## WORK TO DO
Pick out every line in the data below that holds "мова".

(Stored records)
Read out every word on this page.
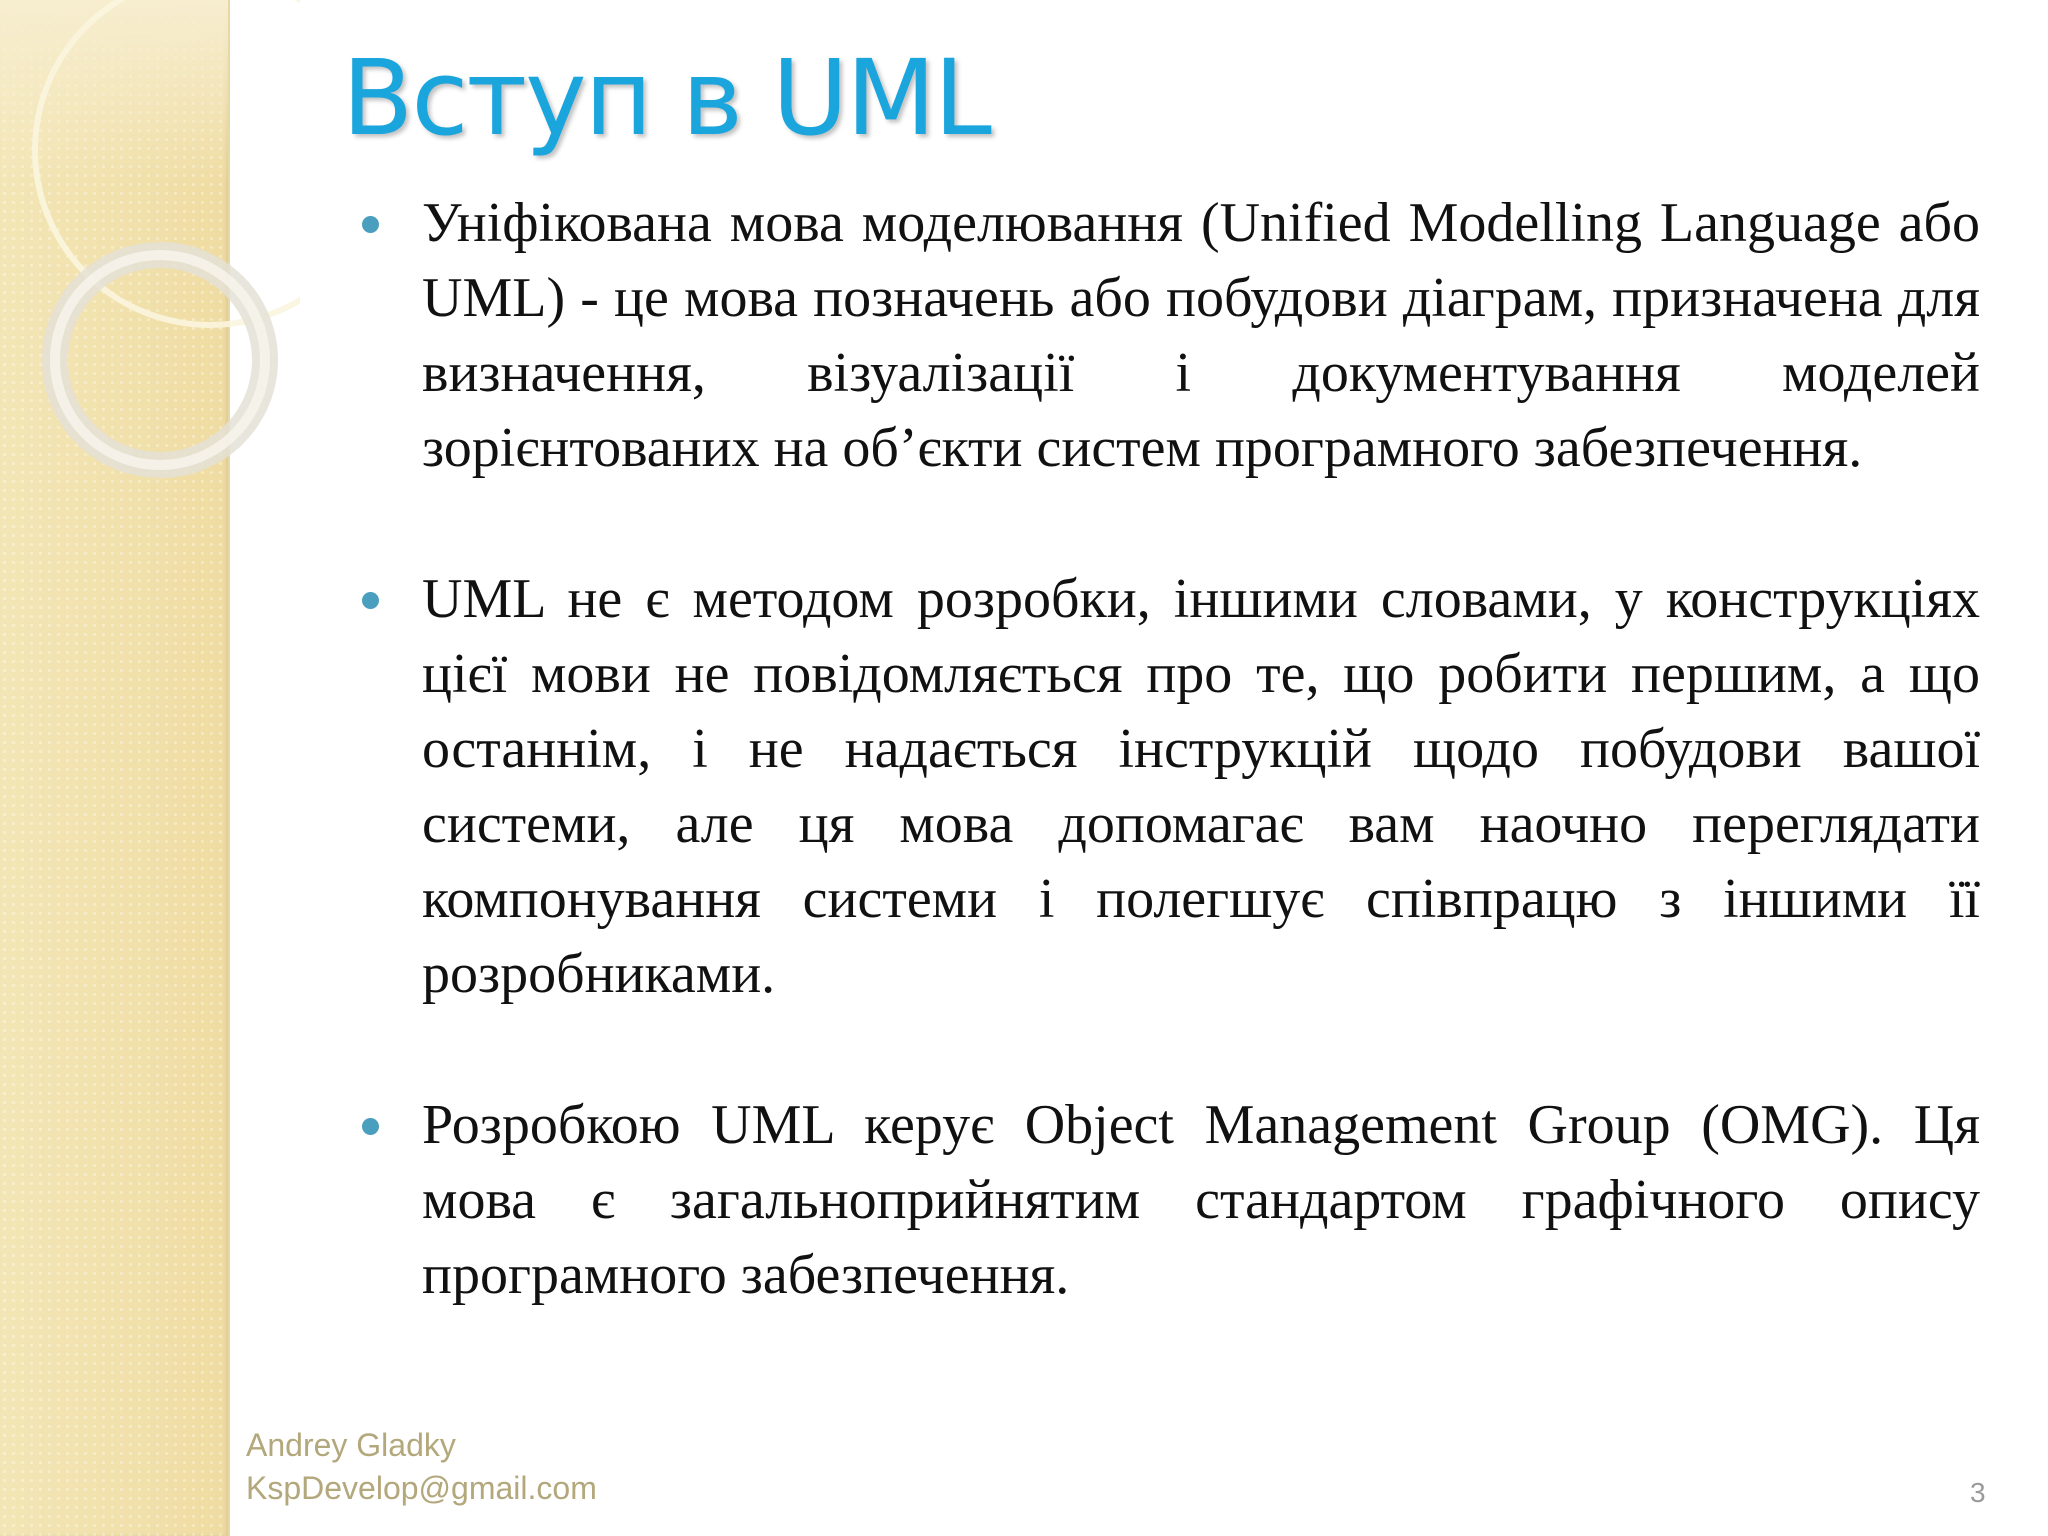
Вступ в UML
Уніфікована мова моделювання (Unified Modelling Language або UML) - це мова позначень або побудови діаграм, призначена для визначення, візуалізації і документування моделей зорієнтованих на об’єкти систем програмного забезпечення.
UML не є методом розробки, іншими словами, у конструкціях цієї мови не повідомляється про те, що робити першим, а що останнім, і не надається інструкцій щодо побудови вашої системи, але ця мова допомагає вам наочно переглядати компонування системи і полегшує співпрацю з іншими її розробниками.
Розробкою UML керує Object Management Group (OMG). Ця мова є загальноприйнятим стандартом графічного опису програмного забезпечення.
Andrey Gladky
KspDevelop@gmail.com	3
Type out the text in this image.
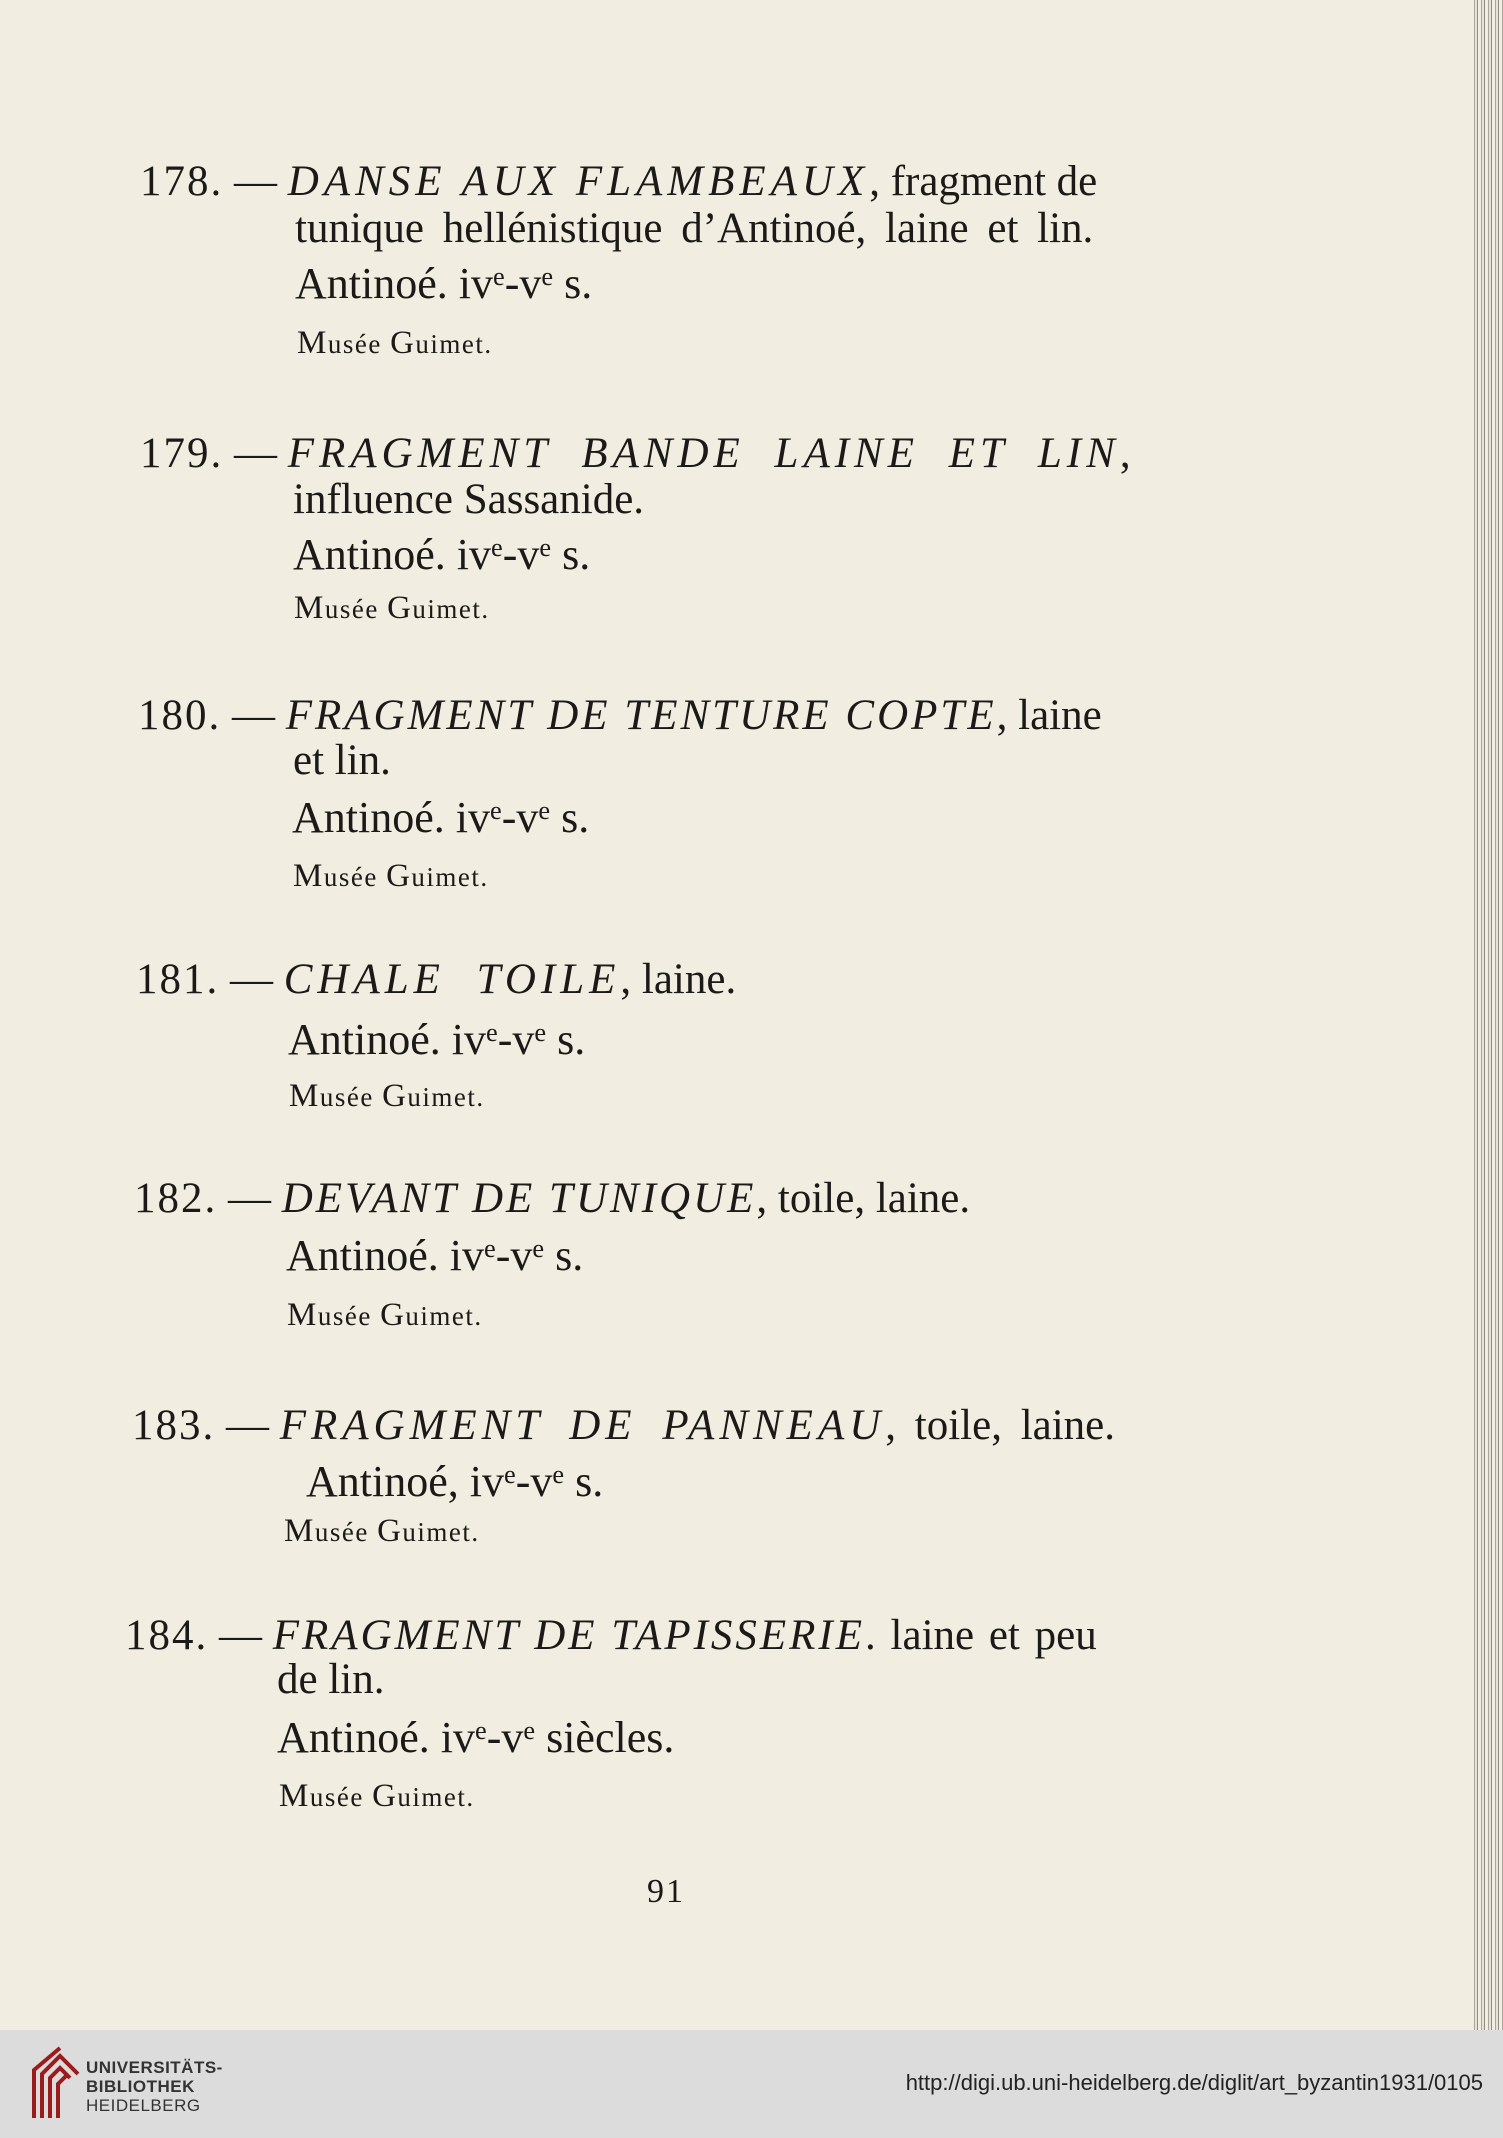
178. — DANSE AUX FLAMBEAUX, fragment de
tunique hellénistique d’Antinoé, laine et lin.
Antinoé. $iv^e-v^e$ s.
Musée Guimet.
179. — FRAGMENT BANDE LAINE ET LIN,
influence Sassanide.
Antinoé. $iv^e-v^e$ s.
Musée Guimet.
180. — FRAGMENT DE TENTURE COPTE, laine
et lin.
Antinoé. $iv^e-v^e$ s.
Musée Guimet.
181. — CHALE TOILE, laine.
Antinoé. $iv^e-v^e$ s.
Musée Guimet.
182. — DEVANT DE TUNIQUE, toile, laine.
Antinoé. $iv^e-v^e$ s.
Musée Guimet.
183. — FRAGMENT DE PANNEAU, toile, laine.
Antinoé, $iv^e-v^e$ s.
Musée Guimet.
184. — FRAGMENT DE TAPISSERIE. laine et peu
de lin.
Antinoé. $iv^e-v^e$ siècles.
Musée Guimet.
91
UNIVERSITÄTS-
BIBLIOTHEK
HEIDELBERG
http://digi.ub.uni-heidelberg.de/diglit/art_byzantin1931/0105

## WORKED ANSWER
Уніфікована мова моделювання (Unified Modelling Language або UML) - це мова позначень або побудови діаграм, призначена для визначення, візуалізації і документування моделей зорієнтованих на об’єкти систем програмного забезпечення.
UML не є методом розробки, іншими словами, у конструкціях цієї мови не повідомляється про те, що робити першим, а що останнім, і не надається інструкцій щодо побудови вашої системи, але ця мова допомагає вам наочно переглядати компонування системи і полегшує співпрацю з іншими її розробниками.
Розробкою UML керує Object Management Group (OMG). Ця мова є загальноприйнятим стандартом графічного опису програмного забезпечення.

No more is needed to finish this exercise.